◆ WORK TO DO
A: Using the article on the appellate ruling in the Trump fraud case, answer these, one answer per line, marked the same way:
(i) On what date did the appellate panel issue its ruling?
(ii) What fine did Donald Trump receive for contempt of court?
(iii) Because of the tolling agreement, how far back might the cutoff date go?
B: Pick up the article on the appellate ruling in the Trump fraud case after its last sentence and carry it forward.

◆ SELECTED TEXT
-- BEGIN --

On June 27, a five-Judge appellate panel at New York’s First Judicial Department drew a cutoff in the long timeline of the Trumps’ alleged fraud, saying that an entire slate of accusations are simply too old to sue over. And that ruling has opened the door to pare down AG Letitia James’ lawsuit.

“The time has rung,” said Cardozo Law School professor Alexander A. Reinert, who reviewed the appellate opinion. “It gives an opportunity to the defendants to whittle down the claims.”

The extent of the damage to James’ case is unclear, as lawyers on both sides are now set to battle over technical definitions. But one thing is certain: Trump’s delay tactics are working.

Eric Trump, who oversaw real estate projects, refused to speak to investigators under oath until a judge forced him to—and even then, he merely pleaded the Fifth. Former President Donald Trump ignored a subpoena, waiting until he was hit with a $110,000 fine for contempt of court to turn over records and testify. And the Trump Organizations’s stalling games and dodgy behavior led the court to assign a former judge to oversee it as something of a corporate babysitter. James has been speaking about this investigation since at least 2018, but it wasn’t until mid-2022 that the lawsuit finally came together.

That slowdown will have consequences.

The attorney general’s case boils down to the idea that the former president’s entire real estate and marketing business is built on layers of lies; credit lines, insurance policies, and tax breaks all came from shameless inflation of asset values on financial statements—in some cases, bending reality by making up nonexistent space.

But the fulcrum of her lawsuit—what gives her the ability to crack down on those lies—is the notion that Trump’s alleged lawlessness continues to cause societal harm, as he kept profiting from those lies, even if they were first made long ago. It’s a long-established legal concept aptly named “the ​​continuing wrong doctrine,” and it works like resetting the clock on the statute of limitations every time someone benefits from their fraud.

But appellate judges have just called into question that doctrine, and may dramatically hamper James’ case.

In their opinion, the judges wrote that James’ claims are too old if the deals in question—such as bank loans—”were completed” before a certain date. At the behest of the AG’s investigators, who needed more time to dig into this, the Trump Organization agreed to temporarily hit pause on the statute of limitations by signing what’s called a “tolling agreement”—so that cutoff might be as far back as July 2014.

“The continuing wrong doctrine does not delay or extend these periods,” judges wrote.

That, in effect, might stop the AG from taking the Trumps to trial for some of the most important business deals that establish this alleged pattern of fraud.

-- END --

◆ Data entries
-- BEGIN --

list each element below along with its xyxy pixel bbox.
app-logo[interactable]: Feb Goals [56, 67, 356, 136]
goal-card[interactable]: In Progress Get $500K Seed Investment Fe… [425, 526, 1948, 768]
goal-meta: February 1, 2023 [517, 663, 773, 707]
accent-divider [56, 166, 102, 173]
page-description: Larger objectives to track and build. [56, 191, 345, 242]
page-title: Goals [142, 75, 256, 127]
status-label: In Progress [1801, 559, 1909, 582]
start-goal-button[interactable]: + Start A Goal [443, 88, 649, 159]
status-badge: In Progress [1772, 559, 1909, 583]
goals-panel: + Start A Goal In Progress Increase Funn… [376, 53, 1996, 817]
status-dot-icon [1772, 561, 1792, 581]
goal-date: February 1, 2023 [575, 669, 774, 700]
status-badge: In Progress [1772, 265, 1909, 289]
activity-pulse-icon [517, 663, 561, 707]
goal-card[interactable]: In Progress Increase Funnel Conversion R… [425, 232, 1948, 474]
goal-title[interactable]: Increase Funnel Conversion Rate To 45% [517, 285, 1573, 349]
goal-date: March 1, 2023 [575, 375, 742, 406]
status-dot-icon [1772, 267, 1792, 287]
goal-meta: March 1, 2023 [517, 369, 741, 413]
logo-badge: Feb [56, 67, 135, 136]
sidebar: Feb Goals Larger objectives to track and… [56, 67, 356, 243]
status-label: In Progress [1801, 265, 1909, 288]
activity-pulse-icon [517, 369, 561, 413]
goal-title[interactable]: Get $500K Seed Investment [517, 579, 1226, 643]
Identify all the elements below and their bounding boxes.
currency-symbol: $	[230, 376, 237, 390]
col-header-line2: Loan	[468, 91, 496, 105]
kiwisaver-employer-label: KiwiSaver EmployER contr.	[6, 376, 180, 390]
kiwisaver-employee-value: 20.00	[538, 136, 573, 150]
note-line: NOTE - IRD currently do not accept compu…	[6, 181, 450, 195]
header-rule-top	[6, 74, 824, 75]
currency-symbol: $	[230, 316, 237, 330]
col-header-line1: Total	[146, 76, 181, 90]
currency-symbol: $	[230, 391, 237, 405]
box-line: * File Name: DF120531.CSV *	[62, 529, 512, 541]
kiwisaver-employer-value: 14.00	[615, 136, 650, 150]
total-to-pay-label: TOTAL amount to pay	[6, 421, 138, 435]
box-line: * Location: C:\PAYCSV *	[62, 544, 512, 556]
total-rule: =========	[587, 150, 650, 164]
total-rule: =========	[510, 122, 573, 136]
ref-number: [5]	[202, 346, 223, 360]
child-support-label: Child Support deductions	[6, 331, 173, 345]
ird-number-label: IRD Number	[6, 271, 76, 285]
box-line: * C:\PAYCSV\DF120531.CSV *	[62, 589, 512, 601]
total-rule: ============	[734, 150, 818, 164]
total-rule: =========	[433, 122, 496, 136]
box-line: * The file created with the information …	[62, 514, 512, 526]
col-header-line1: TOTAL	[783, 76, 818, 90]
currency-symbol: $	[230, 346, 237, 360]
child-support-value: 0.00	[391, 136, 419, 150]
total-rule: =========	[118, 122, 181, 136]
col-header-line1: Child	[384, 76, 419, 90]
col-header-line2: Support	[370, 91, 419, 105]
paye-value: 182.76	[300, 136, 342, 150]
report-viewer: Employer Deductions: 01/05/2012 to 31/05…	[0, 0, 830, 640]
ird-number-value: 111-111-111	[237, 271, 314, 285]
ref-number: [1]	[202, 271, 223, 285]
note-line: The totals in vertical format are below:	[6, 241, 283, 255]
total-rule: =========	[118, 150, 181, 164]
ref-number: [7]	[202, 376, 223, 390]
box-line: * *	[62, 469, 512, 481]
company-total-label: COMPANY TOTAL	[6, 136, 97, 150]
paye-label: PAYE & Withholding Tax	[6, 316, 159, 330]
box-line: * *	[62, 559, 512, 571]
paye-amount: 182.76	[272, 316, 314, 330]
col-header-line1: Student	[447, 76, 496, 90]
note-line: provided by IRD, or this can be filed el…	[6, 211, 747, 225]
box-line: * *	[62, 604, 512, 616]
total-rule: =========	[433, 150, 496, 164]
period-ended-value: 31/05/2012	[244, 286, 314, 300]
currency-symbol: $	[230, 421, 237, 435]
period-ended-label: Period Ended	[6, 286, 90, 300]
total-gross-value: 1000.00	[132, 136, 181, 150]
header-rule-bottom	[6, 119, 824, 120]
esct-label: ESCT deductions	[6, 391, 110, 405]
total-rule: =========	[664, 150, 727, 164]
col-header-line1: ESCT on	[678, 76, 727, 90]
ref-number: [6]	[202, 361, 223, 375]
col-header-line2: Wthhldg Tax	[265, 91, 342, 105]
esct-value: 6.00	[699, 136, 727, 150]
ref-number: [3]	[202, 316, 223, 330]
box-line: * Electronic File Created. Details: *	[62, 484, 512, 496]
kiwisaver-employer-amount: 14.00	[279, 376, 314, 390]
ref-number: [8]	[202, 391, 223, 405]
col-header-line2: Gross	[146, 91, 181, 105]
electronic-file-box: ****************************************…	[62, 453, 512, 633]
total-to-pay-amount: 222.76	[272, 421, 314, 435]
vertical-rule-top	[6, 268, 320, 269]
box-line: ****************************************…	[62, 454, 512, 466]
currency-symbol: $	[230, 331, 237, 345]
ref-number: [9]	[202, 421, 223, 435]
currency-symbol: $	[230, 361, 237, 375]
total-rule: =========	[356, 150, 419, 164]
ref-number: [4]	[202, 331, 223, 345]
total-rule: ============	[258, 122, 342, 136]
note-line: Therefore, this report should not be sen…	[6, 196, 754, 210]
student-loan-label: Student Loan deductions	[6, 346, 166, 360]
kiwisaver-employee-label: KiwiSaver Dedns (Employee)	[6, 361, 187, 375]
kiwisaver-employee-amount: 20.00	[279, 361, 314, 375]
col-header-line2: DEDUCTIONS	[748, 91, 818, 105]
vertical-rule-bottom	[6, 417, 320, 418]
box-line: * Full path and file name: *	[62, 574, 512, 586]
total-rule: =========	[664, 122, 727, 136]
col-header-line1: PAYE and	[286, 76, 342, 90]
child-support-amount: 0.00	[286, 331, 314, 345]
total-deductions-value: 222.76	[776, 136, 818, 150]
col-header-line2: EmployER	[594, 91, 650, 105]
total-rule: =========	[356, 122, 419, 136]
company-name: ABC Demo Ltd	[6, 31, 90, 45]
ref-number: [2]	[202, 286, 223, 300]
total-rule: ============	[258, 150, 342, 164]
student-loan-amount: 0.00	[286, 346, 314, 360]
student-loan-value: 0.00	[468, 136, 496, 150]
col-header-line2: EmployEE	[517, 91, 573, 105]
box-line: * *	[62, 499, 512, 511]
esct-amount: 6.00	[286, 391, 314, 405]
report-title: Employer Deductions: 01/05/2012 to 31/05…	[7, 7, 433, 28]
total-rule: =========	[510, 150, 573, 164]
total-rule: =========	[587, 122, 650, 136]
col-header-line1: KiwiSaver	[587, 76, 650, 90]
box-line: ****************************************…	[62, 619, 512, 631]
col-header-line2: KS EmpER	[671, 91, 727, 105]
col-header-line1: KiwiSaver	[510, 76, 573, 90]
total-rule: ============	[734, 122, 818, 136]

-- END --

◆ EXERCISE RESULTS
A:
(i) June 27
(ii) $110,000
(iii) July 2014

B:
As defense lawyers pointed out in appellate court filings, Trump purchased a golf course in Miami’s suburb of Doral in June 2012 and refinanced a $130 million loan for the Trump International Hotel and Tower Chicago in November 2012. Those two make up a sizable chunk of the lawsuit section that describes how Trump used “false and misleading statements of financial condition… to secure and maintain financial benefits.” Both are now seemingly out of reach of the attorney general.

James’ case, filed in court last year and set for trial in October, detailed the way Trump allegedly duped banks by personally guaranteeing both those loans while showing them imaginative financial statements—and somehow maintaining that he was still worth $2.5 billion.

But the appellate judges in New York’s first department have decided that any lying in those deals happened too long ago. In doing so, they cited two recent cases in the same appellate circuit that both came to a similar conclusion. In one of those, for example, a New Yorker who was duped when Bank of America repeatedly billed him for fake credit protection services could only point to the original date the bank enrolled him—not the monthly charge that persisted for years later.

So, the statute of limitations starts to run when the initial domino gets flicked, but the clock doesn’t reset when other dominoes fall.

Daniel L. Feldman, a former attorney at the AG’s office who now teaches at the City University of New York’s John Jay College of Criminal Justice, thinks it’s wrong to give the Trumps a free pass this way.

“It’s puzzling. There’s continuing harm and wrong. You could say that the fraud hasn’t ended, even though the misrepresentation or omission took place long ago,” he said.

Trump lawyers handling the case did not return calls for comment last week.

With only three months left before the scheduled trial, lawyers on both sides are expected to start fighting over specific details, like when exactly a real estate deal was considered closed and who’s considered bound by the tolling agreement. For example, the AG’s lawsuit claims that Trump’s inflated financial statements helped him score a $170 million Deutsche Bank loan for the Trump International Hotel Washington, D.C.—but the credit memo approving the loan came in May 2014 (just before the cutoff date) and the deal was closed in August 2014 (just after).

But the entire “Old Post Office” deal, as it’s called, is too old for any defendant in the case who isn’t part of the tolling agreement.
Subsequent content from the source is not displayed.